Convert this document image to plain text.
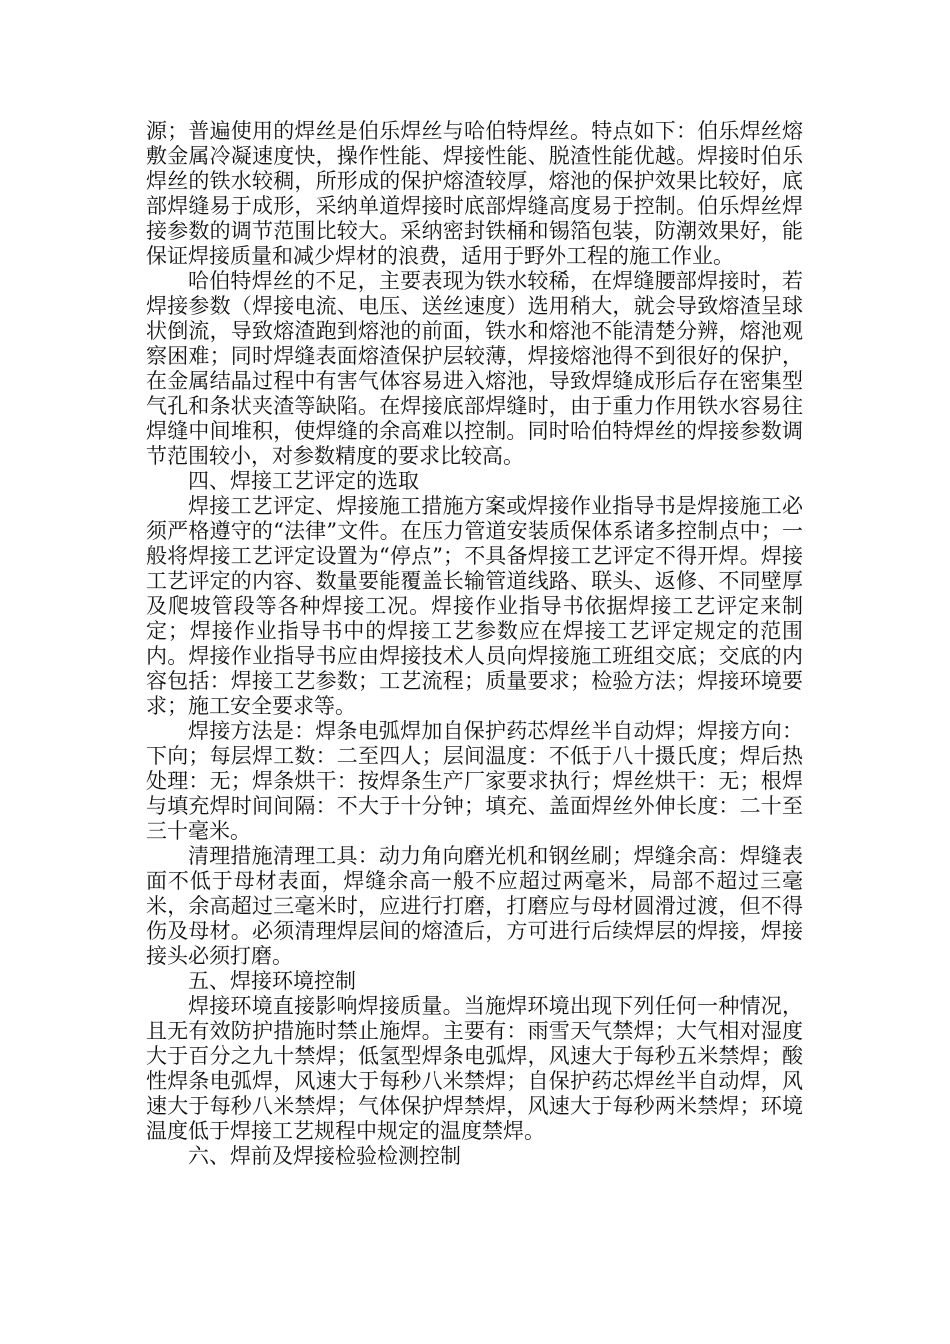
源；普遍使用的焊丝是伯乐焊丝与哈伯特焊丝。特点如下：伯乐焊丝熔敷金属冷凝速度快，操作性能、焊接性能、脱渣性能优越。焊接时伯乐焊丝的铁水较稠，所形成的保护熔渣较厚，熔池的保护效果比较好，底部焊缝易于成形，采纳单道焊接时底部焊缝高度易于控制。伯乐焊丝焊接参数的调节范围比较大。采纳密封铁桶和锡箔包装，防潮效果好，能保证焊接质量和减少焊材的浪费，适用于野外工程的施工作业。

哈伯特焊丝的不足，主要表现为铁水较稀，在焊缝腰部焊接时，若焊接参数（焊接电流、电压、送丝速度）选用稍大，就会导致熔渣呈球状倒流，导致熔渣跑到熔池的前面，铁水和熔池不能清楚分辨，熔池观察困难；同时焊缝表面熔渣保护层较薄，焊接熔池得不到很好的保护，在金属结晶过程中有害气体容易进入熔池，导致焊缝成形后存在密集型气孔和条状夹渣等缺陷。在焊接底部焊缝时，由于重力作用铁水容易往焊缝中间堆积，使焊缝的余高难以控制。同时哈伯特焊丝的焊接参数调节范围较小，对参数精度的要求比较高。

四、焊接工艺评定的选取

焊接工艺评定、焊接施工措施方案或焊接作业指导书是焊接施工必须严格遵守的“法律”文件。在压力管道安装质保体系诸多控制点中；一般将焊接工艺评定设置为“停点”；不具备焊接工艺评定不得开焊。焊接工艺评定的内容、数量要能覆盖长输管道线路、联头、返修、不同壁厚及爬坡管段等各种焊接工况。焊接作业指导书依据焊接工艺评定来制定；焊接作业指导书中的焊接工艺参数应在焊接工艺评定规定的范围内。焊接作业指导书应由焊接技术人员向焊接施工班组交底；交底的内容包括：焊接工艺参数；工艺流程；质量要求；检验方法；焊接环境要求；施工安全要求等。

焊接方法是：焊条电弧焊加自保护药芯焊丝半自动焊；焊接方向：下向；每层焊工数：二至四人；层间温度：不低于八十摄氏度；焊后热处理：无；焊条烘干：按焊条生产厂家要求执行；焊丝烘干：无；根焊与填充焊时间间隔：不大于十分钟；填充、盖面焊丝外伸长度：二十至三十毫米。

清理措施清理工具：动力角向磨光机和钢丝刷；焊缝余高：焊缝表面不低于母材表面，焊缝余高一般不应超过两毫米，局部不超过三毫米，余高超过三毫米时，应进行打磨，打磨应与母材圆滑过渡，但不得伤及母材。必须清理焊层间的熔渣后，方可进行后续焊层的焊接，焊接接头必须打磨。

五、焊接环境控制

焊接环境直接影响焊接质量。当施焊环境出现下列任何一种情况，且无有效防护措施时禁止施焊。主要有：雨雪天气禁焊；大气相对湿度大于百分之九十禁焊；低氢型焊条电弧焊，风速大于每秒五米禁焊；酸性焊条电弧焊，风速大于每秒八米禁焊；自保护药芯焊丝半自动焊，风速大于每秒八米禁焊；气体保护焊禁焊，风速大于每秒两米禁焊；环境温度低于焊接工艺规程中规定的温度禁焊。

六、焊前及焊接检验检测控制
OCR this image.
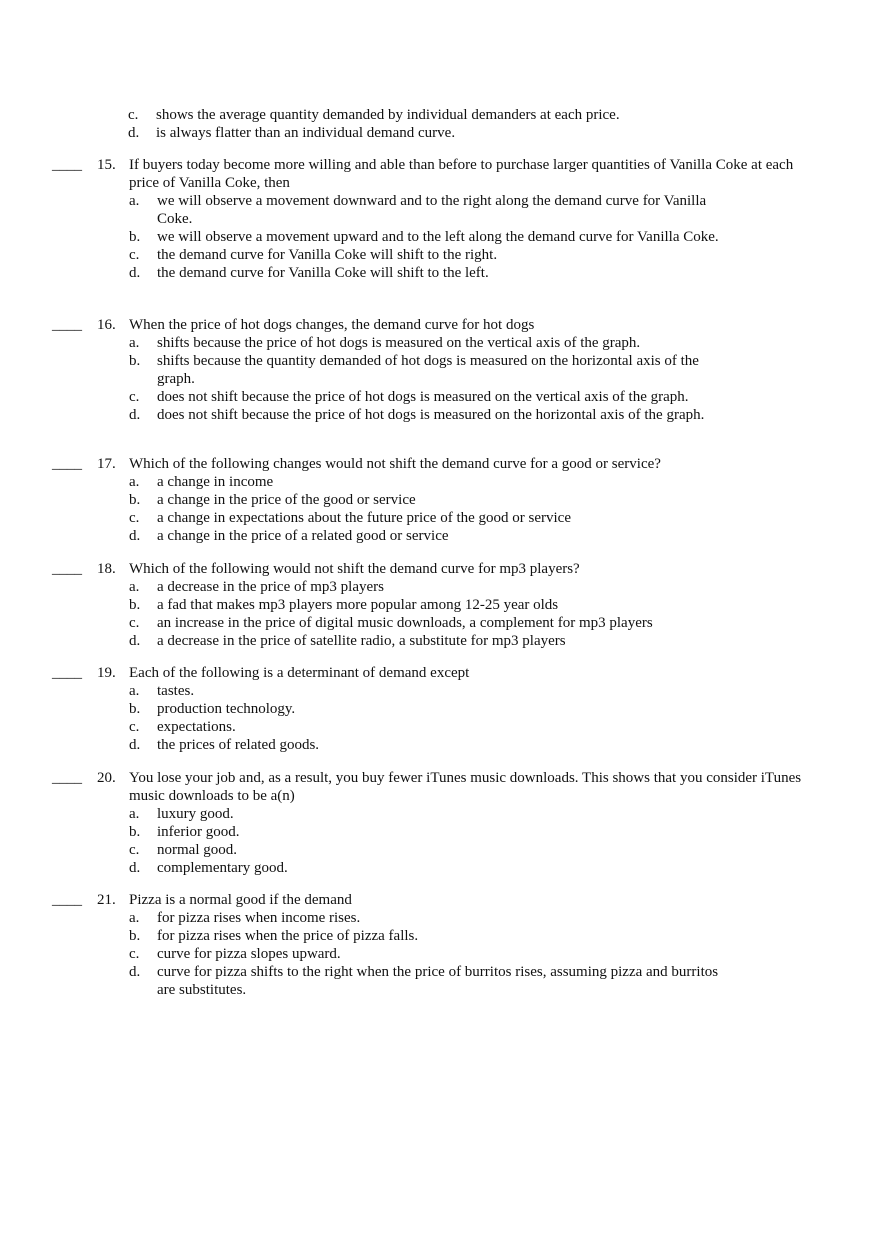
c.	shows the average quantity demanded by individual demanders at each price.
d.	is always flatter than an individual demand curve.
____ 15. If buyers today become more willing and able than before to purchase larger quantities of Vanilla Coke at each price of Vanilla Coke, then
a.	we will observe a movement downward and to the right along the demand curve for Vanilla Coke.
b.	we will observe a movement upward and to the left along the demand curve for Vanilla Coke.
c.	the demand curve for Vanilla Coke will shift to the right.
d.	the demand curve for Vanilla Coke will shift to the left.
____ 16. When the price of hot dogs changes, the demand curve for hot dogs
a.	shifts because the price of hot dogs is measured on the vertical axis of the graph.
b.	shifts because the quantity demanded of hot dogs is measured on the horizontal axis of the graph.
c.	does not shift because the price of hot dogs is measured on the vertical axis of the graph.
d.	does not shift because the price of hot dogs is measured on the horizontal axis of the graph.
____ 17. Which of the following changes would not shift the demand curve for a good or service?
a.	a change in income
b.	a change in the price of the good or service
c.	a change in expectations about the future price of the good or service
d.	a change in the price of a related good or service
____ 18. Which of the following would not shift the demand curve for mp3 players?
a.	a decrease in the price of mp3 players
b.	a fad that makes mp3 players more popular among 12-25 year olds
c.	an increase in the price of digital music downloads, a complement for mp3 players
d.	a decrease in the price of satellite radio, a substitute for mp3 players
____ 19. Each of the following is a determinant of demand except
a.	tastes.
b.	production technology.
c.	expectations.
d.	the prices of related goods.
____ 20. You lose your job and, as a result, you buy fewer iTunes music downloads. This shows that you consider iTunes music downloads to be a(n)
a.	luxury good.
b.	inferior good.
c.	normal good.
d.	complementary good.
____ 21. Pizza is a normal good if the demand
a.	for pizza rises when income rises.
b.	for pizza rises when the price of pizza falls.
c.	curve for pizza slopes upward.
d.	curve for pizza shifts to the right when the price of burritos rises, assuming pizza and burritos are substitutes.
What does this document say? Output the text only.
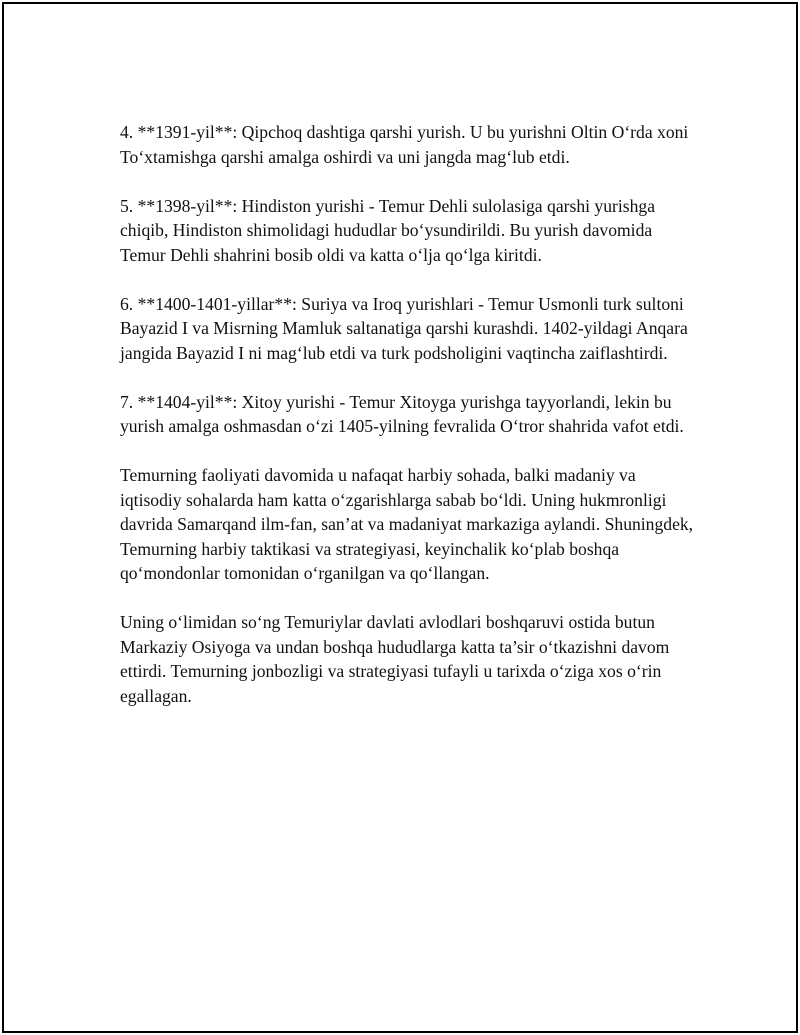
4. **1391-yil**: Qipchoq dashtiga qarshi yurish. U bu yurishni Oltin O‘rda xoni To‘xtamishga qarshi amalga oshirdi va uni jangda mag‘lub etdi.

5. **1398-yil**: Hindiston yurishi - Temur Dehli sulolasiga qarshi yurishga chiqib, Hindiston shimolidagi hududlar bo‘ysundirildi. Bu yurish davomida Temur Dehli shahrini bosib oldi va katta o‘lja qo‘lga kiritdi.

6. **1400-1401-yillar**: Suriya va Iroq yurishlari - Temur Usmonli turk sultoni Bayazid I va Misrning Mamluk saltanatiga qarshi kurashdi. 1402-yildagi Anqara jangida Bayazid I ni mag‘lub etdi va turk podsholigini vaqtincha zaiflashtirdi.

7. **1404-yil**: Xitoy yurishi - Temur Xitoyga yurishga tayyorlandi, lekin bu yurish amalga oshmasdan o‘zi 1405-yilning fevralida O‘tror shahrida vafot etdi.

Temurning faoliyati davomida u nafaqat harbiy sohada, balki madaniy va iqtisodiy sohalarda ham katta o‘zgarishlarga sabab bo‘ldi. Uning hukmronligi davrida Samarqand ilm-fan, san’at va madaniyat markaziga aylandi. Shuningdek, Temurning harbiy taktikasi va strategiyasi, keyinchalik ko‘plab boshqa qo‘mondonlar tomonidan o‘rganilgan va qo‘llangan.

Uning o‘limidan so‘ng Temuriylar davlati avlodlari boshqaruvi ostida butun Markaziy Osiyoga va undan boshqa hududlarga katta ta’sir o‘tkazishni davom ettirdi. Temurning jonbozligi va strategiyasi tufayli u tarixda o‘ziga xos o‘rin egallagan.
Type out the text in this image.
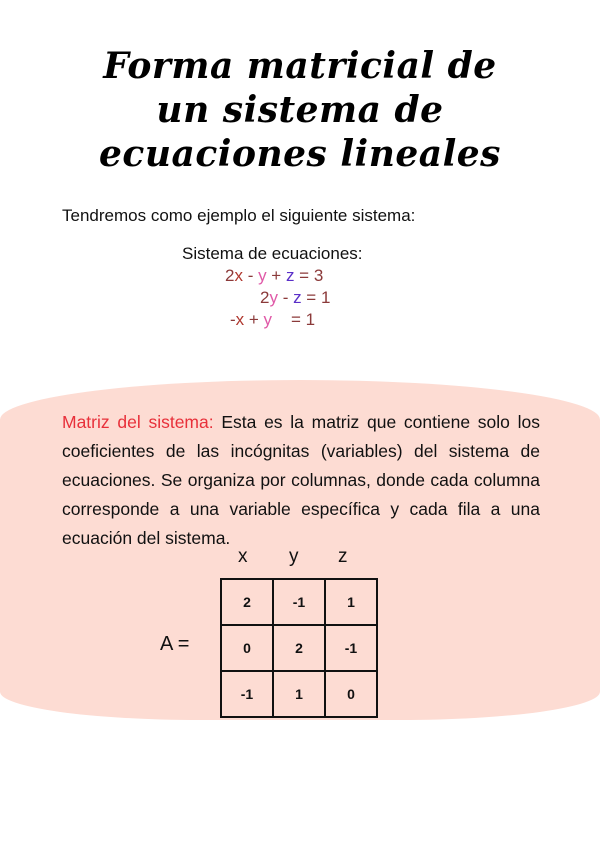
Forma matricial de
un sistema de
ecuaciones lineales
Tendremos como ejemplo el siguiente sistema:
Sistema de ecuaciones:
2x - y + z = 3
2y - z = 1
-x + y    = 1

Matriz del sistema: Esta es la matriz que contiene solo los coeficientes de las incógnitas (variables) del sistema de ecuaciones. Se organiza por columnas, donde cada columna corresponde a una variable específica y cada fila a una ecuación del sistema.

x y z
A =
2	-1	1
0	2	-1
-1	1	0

================

◆ **OBJECTIVE**: Locate the word "text" in the entries, and copy every line where it is found.

◆ **EXERCISE RESPONSE**:
Convert this document image to plain text.
What does this document say? Output the text only.
Type out the text in this image.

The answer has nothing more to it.